━━━ EXTRACTED RECORDS ━━━

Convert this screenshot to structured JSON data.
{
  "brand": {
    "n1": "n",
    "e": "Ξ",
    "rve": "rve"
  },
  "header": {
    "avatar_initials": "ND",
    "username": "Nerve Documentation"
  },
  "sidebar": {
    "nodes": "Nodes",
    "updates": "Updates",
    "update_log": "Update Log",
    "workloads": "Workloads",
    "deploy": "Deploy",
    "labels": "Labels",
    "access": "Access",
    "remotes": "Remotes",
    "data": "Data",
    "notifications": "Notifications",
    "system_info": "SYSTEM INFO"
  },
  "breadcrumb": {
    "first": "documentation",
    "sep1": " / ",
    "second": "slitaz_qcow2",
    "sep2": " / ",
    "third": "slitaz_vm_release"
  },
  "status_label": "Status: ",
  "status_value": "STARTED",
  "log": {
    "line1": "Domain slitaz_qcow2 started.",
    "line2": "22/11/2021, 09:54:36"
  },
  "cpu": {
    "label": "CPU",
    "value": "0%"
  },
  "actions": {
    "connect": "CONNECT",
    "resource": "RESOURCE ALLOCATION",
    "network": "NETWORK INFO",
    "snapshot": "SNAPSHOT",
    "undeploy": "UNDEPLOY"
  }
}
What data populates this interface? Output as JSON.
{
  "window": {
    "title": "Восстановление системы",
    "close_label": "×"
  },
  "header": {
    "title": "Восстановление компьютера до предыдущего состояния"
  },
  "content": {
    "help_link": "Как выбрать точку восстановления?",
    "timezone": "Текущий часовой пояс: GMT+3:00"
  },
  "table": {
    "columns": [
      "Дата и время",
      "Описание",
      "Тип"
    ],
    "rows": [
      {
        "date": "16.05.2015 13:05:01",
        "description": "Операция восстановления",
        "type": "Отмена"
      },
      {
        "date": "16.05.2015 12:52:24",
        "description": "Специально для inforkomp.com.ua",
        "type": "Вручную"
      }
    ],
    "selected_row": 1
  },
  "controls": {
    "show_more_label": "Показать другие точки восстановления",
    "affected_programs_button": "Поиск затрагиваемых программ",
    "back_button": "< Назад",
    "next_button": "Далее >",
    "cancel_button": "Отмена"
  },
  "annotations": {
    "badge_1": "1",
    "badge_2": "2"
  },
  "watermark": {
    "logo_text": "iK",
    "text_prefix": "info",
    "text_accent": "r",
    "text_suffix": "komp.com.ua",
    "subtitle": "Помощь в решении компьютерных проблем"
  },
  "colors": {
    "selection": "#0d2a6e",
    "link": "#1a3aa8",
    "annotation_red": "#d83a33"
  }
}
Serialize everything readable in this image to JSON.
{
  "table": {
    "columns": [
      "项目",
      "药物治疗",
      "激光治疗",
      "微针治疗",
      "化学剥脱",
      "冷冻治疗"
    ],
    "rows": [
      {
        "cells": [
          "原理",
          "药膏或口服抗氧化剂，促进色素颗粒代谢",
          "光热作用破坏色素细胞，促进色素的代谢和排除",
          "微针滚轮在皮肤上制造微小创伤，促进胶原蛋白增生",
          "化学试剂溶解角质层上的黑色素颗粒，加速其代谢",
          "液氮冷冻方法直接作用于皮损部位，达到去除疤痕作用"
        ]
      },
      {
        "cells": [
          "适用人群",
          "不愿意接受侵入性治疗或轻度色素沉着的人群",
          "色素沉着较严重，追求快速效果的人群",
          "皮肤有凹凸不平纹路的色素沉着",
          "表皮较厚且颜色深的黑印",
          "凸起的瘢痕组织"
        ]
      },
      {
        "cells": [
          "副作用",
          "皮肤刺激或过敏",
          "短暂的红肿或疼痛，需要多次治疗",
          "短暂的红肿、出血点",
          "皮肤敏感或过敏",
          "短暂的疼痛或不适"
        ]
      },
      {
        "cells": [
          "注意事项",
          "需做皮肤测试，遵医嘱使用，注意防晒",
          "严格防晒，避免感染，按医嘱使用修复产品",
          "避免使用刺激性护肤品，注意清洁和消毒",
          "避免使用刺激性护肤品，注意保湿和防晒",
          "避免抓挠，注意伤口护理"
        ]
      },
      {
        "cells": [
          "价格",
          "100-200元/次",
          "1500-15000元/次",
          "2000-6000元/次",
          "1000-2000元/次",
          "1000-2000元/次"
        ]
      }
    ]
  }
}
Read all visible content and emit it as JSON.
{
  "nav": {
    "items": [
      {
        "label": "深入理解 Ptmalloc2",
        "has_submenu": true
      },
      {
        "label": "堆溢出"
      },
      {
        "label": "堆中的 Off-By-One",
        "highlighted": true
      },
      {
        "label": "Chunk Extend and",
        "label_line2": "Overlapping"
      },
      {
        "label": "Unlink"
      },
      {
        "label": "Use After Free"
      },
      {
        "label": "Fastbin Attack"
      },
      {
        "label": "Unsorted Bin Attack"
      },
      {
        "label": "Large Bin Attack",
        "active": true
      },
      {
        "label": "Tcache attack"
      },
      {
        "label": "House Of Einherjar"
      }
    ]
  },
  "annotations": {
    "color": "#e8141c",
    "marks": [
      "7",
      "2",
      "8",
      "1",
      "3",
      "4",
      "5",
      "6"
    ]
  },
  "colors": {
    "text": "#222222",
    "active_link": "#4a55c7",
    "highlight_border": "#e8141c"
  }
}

━━━

> _WHAT TO DO_
Repeat the entries above exactly, leaving nothing out.

> _ANSWER TO THE PROBLEM_
Convert this screenshot to structured JSON data.
{
  "brand": {
    "n1": "n",
    "e": "Ξ",
    "rve": "rve"
  },
  "header": {
    "avatar_initials": "ND",
    "username": "Nerve Documentation"
  },
  "sidebar": {
    "nodes": "Nodes",
    "updates": "Updates",
    "update_log": "Update Log",
    "workloads": "Workloads",
    "deploy": "Deploy",
    "labels": "Labels",
    "access": "Access",
    "remotes": "Remotes",
    "data": "Data",
    "notifications": "Notifications",
    "system_info": "SYSTEM INFO"
  },
  "breadcrumb": {
    "first": "documentation",
    "sep1": " / ",
    "second": "slitaz_qcow2",
    "sep2": " / ",
    "third": "slitaz_vm_release"
  },
  "status_label": "Status: ",
  "status_value": "STARTED",
  "log": {
    "line1": "Domain slitaz_qcow2 started.",
    "line2": "22/11/2021, 09:54:36"
  },
  "cpu": {
    "label": "CPU",
    "value": "0%"
  },
  "actions": {
    "connect": "CONNECT",
    "resource": "RESOURCE ALLOCATION",
    "network": "NETWORK INFO",
    "snapshot": "SNAPSHOT",
    "undeploy": "UNDEPLOY"
  }
}
What data populates this interface? Output as JSON.
{
  "window": {
    "title": "Восстановление системы",
    "close_label": "×"
  },
  "header": {
    "title": "Восстановление компьютера до предыдущего состояния"
  },
  "content": {
    "help_link": "Как выбрать точку восстановления?",
    "timezone": "Текущий часовой пояс: GMT+3:00"
  },
  "table": {
    "columns": [
      "Дата и время",
      "Описание",
      "Тип"
    ],
    "rows": [
      {
        "date": "16.05.2015 13:05:01",
        "description": "Операция восстановления",
        "type": "Отмена"
      },
      {
        "date": "16.05.2015 12:52:24",
        "description": "Специально для inforkomp.com.ua",
        "type": "Вручную"
      }
    ],
    "selected_row": 1
  },
  "controls": {
    "show_more_label": "Показать другие точки восстановления",
    "affected_programs_button": "Поиск затрагиваемых программ",
    "back_button": "< Назад",
    "next_button": "Далее >",
    "cancel_button": "Отмена"
  },
  "annotations": {
    "badge_1": "1",
    "badge_2": "2"
  },
  "watermark": {
    "logo_text": "iK",
    "text_prefix": "info",
    "text_accent": "r",
    "text_suffix": "komp.com.ua",
    "subtitle": "Помощь в решении компьютерных проблем"
  },
  "colors": {
    "selection": "#0d2a6e",
    "link": "#1a3aa8",
    "annotation_red": "#d83a33"
  }
}
Serialize everything readable in this image to JSON.
{
  "table": {
    "columns": [
      "项目",
      "药物治疗",
      "激光治疗",
      "微针治疗",
      "化学剥脱",
      "冷冻治疗"
    ],
    "rows": [
      {
        "cells": [
          "原理",
          "药膏或口服抗氧化剂，促进色素颗粒代谢",
          "光热作用破坏色素细胞，促进色素的代谢和排除",
          "微针滚轮在皮肤上制造微小创伤，促进胶原蛋白增生",
          "化学试剂溶解角质层上的黑色素颗粒，加速其代谢",
          "液氮冷冻方法直接作用于皮损部位，达到去除疤痕作用"
        ]
      },
      {
        "cells": [
          "适用人群",
          "不愿意接受侵入性治疗或轻度色素沉着的人群",
          "色素沉着较严重，追求快速效果的人群",
          "皮肤有凹凸不平纹路的色素沉着",
          "表皮较厚且颜色深的黑印",
          "凸起的瘢痕组织"
        ]
      },
      {
        "cells": [
          "副作用",
          "皮肤刺激或过敏",
          "短暂的红肿或疼痛，需要多次治疗",
          "短暂的红肿、出血点",
          "皮肤敏感或过敏",
          "短暂的疼痛或不适"
        ]
      },
      {
        "cells": [
          "注意事项",
          "需做皮肤测试，遵医嘱使用，注意防晒",
          "严格防晒，避免感染，按医嘱使用修复产品",
          "避免使用刺激性护肤品，注意清洁和消毒",
          "避免使用刺激性护肤品，注意保湿和防晒",
          "避免抓挠，注意伤口护理"
        ]
      },
      {
        "cells": [
          "价格",
          "100-200元/次",
          "1500-15000元/次",
          "2000-6000元/次",
          "1000-2000元/次",
          "1000-2000元/次"
        ]
      }
    ]
  }
}
Read all visible content and emit it as JSON.
{
  "nav": {
    "items": [
      {
        "label": "深入理解 Ptmalloc2",
        "has_submenu": true
      },
      {
        "label": "堆溢出"
      },
      {
        "label": "堆中的 Off-By-One",
        "highlighted": true
      },
      {
        "label": "Chunk Extend and",
        "label_line2": "Overlapping"
      },
      {
        "label": "Unlink"
      },
      {
        "label": "Use After Free"
      },
      {
        "label": "Fastbin Attack"
      },
      {
        "label": "Unsorted Bin Attack"
      },
      {
        "label": "Large Bin Attack",
        "active": true
      },
      {
        "label": "Tcache attack"
      },
      {
        "label": "House Of Einherjar"
      }
    ]
  },
  "annotations": {
    "color": "#e8141c",
    "marks": [
      "7",
      "2",
      "8",
      "1",
      "3",
      "4",
      "5",
      "6"
    ]
  },
  "colors": {
    "text": "#222222",
    "active_link": "#4a55c7",
    "highlight_border": "#e8141c"
  }
}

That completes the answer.